• **Task instructions**: Omit all pictures, then retype the data exactly as given.

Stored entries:
::::::::
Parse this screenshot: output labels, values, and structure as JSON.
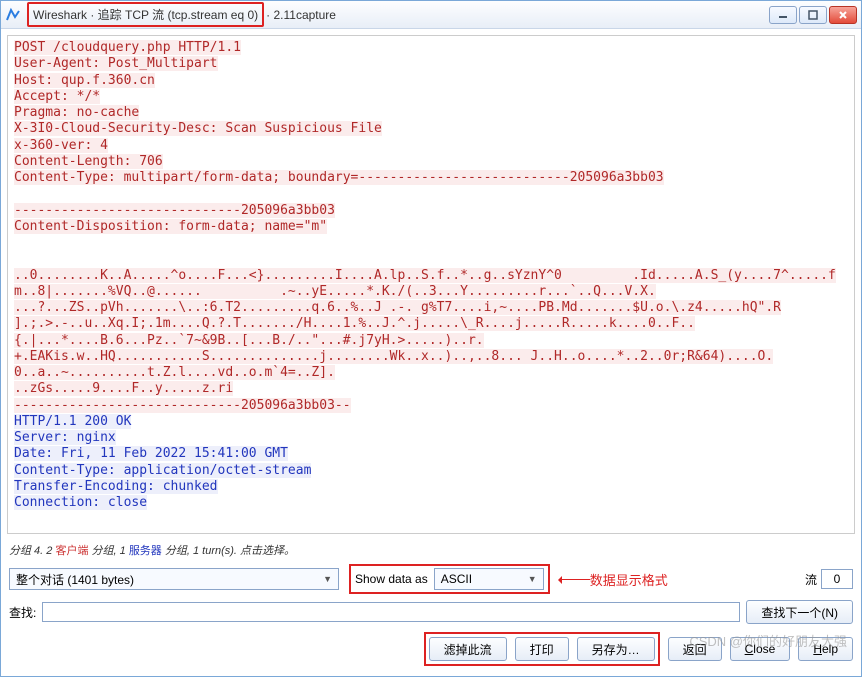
{
  "window": {
    "app_prefix": "Wireshark · 追踪 TCP 流 (tcp.stream eq 0)",
    "file_suffix": " · 2.11capture"
  },
  "stream": {
    "request": "POST /cloudquery.php HTTP/1.1\nUser-Agent: Post_Multipart\nHost: qup.f.360.cn\nAccept: */*\nPragma: no-cache\nX-3I0-Cloud-Security-Desc: Scan Suspicious File\nx-360-ver: 4\nContent-Length: 706\nContent-Type: multipart/form-data; boundary=---------------------------205096a3bb03\n\n-----------------------------205096a3bb03\nContent-Disposition: form-data; name=\"m\"\n\n\n..0........K..A.....^o....F...<}.........I....A.lp..S.f..*..g..sYznY^0         .Id.....A.S_(y....7^.....fm..8|.......%VQ..@......          .~..yE.....*.K./(..3...Y.........r...`..Q...V.X.\n...?...ZS..pVh.......\\..:6.T2.........q.6..%..J .-. g%T7....i,~....PB.Md.......$U.o.\\.z4.....hQ\".R\n].;.>.-..u..Xq.I;.1m....Q.?.T......./H....1.%..J.^.j.....\\_R....j.....R.....k....0..F..\n{.|...*....B.6...Pz..`7~&9B..[...B./..\"...#.j7yH.>.....)..r.\n+.EAKis.w..HQ...........S..............j........Wk..x..)..,..8... J..H..o....*..2..0r;R&64)....O.\n0..a..~..........t.Z.l....vd..o.m`4=..Z].\n..zGs.....9....F..y.....z.ri\n-----------------------------205096a3bb03--",
    "response": "HTTP/1.1 200 OK\nServer: nginx\nDate: Fri, 11 Feb 2022 15:41:00 GMT\nContent-Type: application/octet-stream\nTransfer-Encoding: chunked\nConnection: close"
  },
  "info": {
    "prefix": "分组 4. 2 ",
    "client": "客户端",
    "mid1": " 分组, 1 ",
    "server": "服务器",
    "suffix": " 分组, 1 turn(s). 点击选择。"
  },
  "controls": {
    "conversation": "整个对话 (1401 bytes)",
    "show_as_label": "Show data as",
    "ascii": "ASCII",
    "annotation": "数据显示格式",
    "stream_label": "流",
    "stream_value": "0"
  },
  "search": {
    "label": "查找:",
    "value": "",
    "find_next": "查找下一个(N)"
  },
  "buttons": {
    "filter_out": "滤掉此流",
    "print": "打印",
    "save_as": "另存为…",
    "back": "返回",
    "close": "Close",
    "help": "Help"
  },
  "watermark": "CSDN @你们的好朋友大强"
}
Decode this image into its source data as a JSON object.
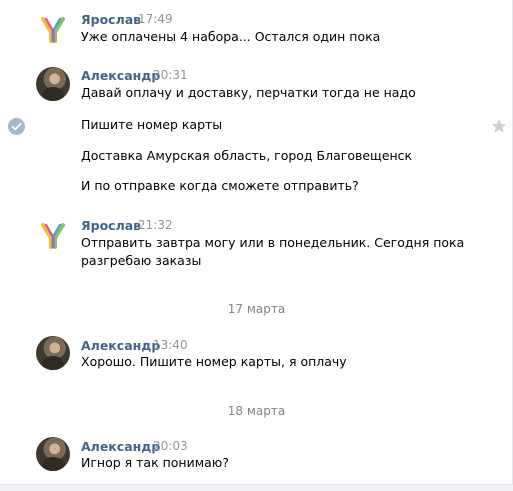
{
  "messages": [
    {
      "author": "Ярослав",
      "time": "17:49",
      "lines": [
        "Уже оплачены 4 набора... Остался один пока"
      ]
    },
    {
      "author": "Александр",
      "time": "20:31",
      "lines": [
        "Давай оплачу и доставку, перчатки тогда не надо",
        "Пишите номер карты",
        "Доставка Амурская область, город Благовещенск",
        "И по отправке когда сможете отправить?"
      ]
    },
    {
      "author": "Ярослав",
      "time": "21:32",
      "lines": [
        "Отправить завтра могу или в понедельник. Сегодня пока",
        "разгребаю заказы"
      ]
    },
    {
      "author": "Александр",
      "time": "13:40",
      "lines": [
        "Хорошо. Пишите номер карты, я оплачу"
      ]
    },
    {
      "author": "Александр",
      "time": "20:03",
      "lines": [
        "Игнор я так понимаю?"
      ]
    }
  ],
  "date_separators": [
    "17 марта",
    "18 марта"
  ],
  "icons": {
    "selected_check": "check-circle-icon",
    "favorite": "star-icon",
    "avatar_yaroslav": "y-logo-avatar",
    "avatar_alexander": "photo-avatar"
  },
  "colors": {
    "author_name": "#42648b",
    "timestamp": "#939393",
    "date_separator": "#828282",
    "check_circle": "#a3b8cf",
    "star": "#c5d0db"
  }
}
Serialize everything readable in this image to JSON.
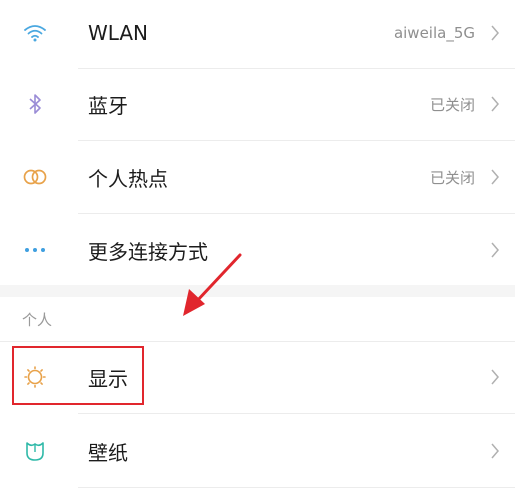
{
  "network_items": [
    {
      "label": "WLAN",
      "value": "aiweila_5G",
      "icon": "wifi-icon"
    },
    {
      "label": "蓝牙",
      "value": "已关闭",
      "icon": "bluetooth-icon"
    },
    {
      "label": "个人热点",
      "value": "已关闭",
      "icon": "hotspot-icon"
    },
    {
      "label": "更多连接方式",
      "value": "",
      "icon": "more-dots-icon"
    }
  ],
  "personal_section": {
    "header": "个人",
    "items": [
      {
        "label": "显示",
        "icon": "sun-icon"
      },
      {
        "label": "壁纸",
        "icon": "wallpaper-icon"
      }
    ]
  },
  "colors": {
    "highlight": "#e1262d",
    "arrow": "#e1262d",
    "wifi_icon": "#4aa8e0",
    "bluetooth_icon": "#9a8cd6",
    "hotspot_icon": "#e8a24a",
    "dots_icon": "#3f9fe0",
    "sun_icon": "#e8a24a",
    "wallpaper_icon": "#2fb9a8"
  }
}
::::::::
• **Solution for this exercise**:
Parse this screenshot: output labels, values, and structure as JSON.
{
  "window": {
    "app_prefix": "Wireshark · 追踪 TCP 流 (tcp.stream eq 0)",
    "file_suffix": " · 2.11capture"
  },
  "stream": {
    "request": "POST /cloudquery.php HTTP/1.1\nUser-Agent: Post_Multipart\nHost: qup.f.360.cn\nAccept: */*\nPragma: no-cache\nX-3I0-Cloud-Security-Desc: Scan Suspicious File\nx-360-ver: 4\nContent-Length: 706\nContent-Type: multipart/form-data; boundary=---------------------------205096a3bb03\n\n-----------------------------205096a3bb03\nContent-Disposition: form-data; name=\"m\"\n\n\n..0........K..A.....^o....F...<}.........I....A.lp..S.f..*..g..sYznY^0         .Id.....A.S_(y....7^.....fm..8|.......%VQ..@......          .~..yE.....*.K./(..3...Y.........r...`..Q...V.X.\n...?...ZS..pVh.......\\..:6.T2.........q.6..%..J .-. g%T7....i,~....PB.Md.......$U.o.\\.z4.....hQ\".R\n].;.>.-..u..Xq.I;.1m....Q.?.T......./H....1.%..J.^.j.....\\_R....j.....R.....k....0..F..\n{.|...*....B.6...Pz..`7~&9B..[...B./..\"...#.j7yH.>.....)..r.\n+.EAKis.w..HQ...........S..............j........Wk..x..)..,..8... J..H..o....*..2..0r;R&64)....O.\n0..a..~..........t.Z.l....vd..o.m`4=..Z].\n..zGs.....9....F..y.....z.ri\n-----------------------------205096a3bb03--",
    "response": "HTTP/1.1 200 OK\nServer: nginx\nDate: Fri, 11 Feb 2022 15:41:00 GMT\nContent-Type: application/octet-stream\nTransfer-Encoding: chunked\nConnection: close"
  },
  "info": {
    "prefix": "分组 4. 2 ",
    "client": "客户端",
    "mid1": " 分组, 1 ",
    "server": "服务器",
    "suffix": " 分组, 1 turn(s). 点击选择。"
  },
  "controls": {
    "conversation": "整个对话 (1401 bytes)",
    "show_as_label": "Show data as",
    "ascii": "ASCII",
    "annotation": "数据显示格式",
    "stream_label": "流",
    "stream_value": "0"
  },
  "search": {
    "label": "查找:",
    "value": "",
    "find_next": "查找下一个(N)"
  },
  "buttons": {
    "filter_out": "滤掉此流",
    "print": "打印",
    "save_as": "另存为…",
    "back": "返回",
    "close": "Close",
    "help": "Help"
  },
  "watermark": "CSDN @你们的好朋友大强"
}
Decode this image into its source data as a JSON object.
{
  "messages": [
    {
      "author": "Ярослав",
      "time": "17:49",
      "lines": [
        "Уже оплачены 4 набора... Остался один пока"
      ]
    },
    {
      "author": "Александр",
      "time": "20:31",
      "lines": [
        "Давай оплачу и доставку, перчатки тогда не надо",
        "Пишите номер карты",
        "Доставка Амурская область, город Благовещенск",
        "И по отправке когда сможете отправить?"
      ]
    },
    {
      "author": "Ярослав",
      "time": "21:32",
      "lines": [
        "Отправить завтра могу или в понедельник. Сегодня пока",
        "разгребаю заказы"
      ]
    },
    {
      "author": "Александр",
      "time": "13:40",
      "lines": [
        "Хорошо. Пишите номер карты, я оплачу"
      ]
    },
    {
      "author": "Александр",
      "time": "20:03",
      "lines": [
        "Игнор я так понимаю?"
      ]
    }
  ],
  "date_separators": [
    "17 марта",
    "18 марта"
  ],
  "icons": {
    "selected_check": "check-circle-icon",
    "favorite": "star-icon",
    "avatar_yaroslav": "y-logo-avatar",
    "avatar_alexander": "photo-avatar"
  },
  "colors": {
    "author_name": "#42648b",
    "timestamp": "#939393",
    "date_separator": "#828282",
    "check_circle": "#a3b8cf",
    "star": "#c5d0db"
  }
}
Serialize everything readable in this image to JSON.
{
  "network_items": [
    {
      "label": "WLAN",
      "value": "aiweila_5G",
      "icon": "wifi-icon"
    },
    {
      "label": "蓝牙",
      "value": "已关闭",
      "icon": "bluetooth-icon"
    },
    {
      "label": "个人热点",
      "value": "已关闭",
      "icon": "hotspot-icon"
    },
    {
      "label": "更多连接方式",
      "value": "",
      "icon": "more-dots-icon"
    }
  ],
  "personal_section": {
    "header": "个人",
    "items": [
      {
        "label": "显示",
        "icon": "sun-icon"
      },
      {
        "label": "壁纸",
        "icon": "wallpaper-icon"
      }
    ]
  },
  "colors": {
    "highlight": "#e1262d",
    "arrow": "#e1262d",
    "wifi_icon": "#4aa8e0",
    "bluetooth_icon": "#9a8cd6",
    "hotspot_icon": "#e8a24a",
    "dots_icon": "#3f9fe0",
    "sun_icon": "#e8a24a",
    "wallpaper_icon": "#2fb9a8"
  }
}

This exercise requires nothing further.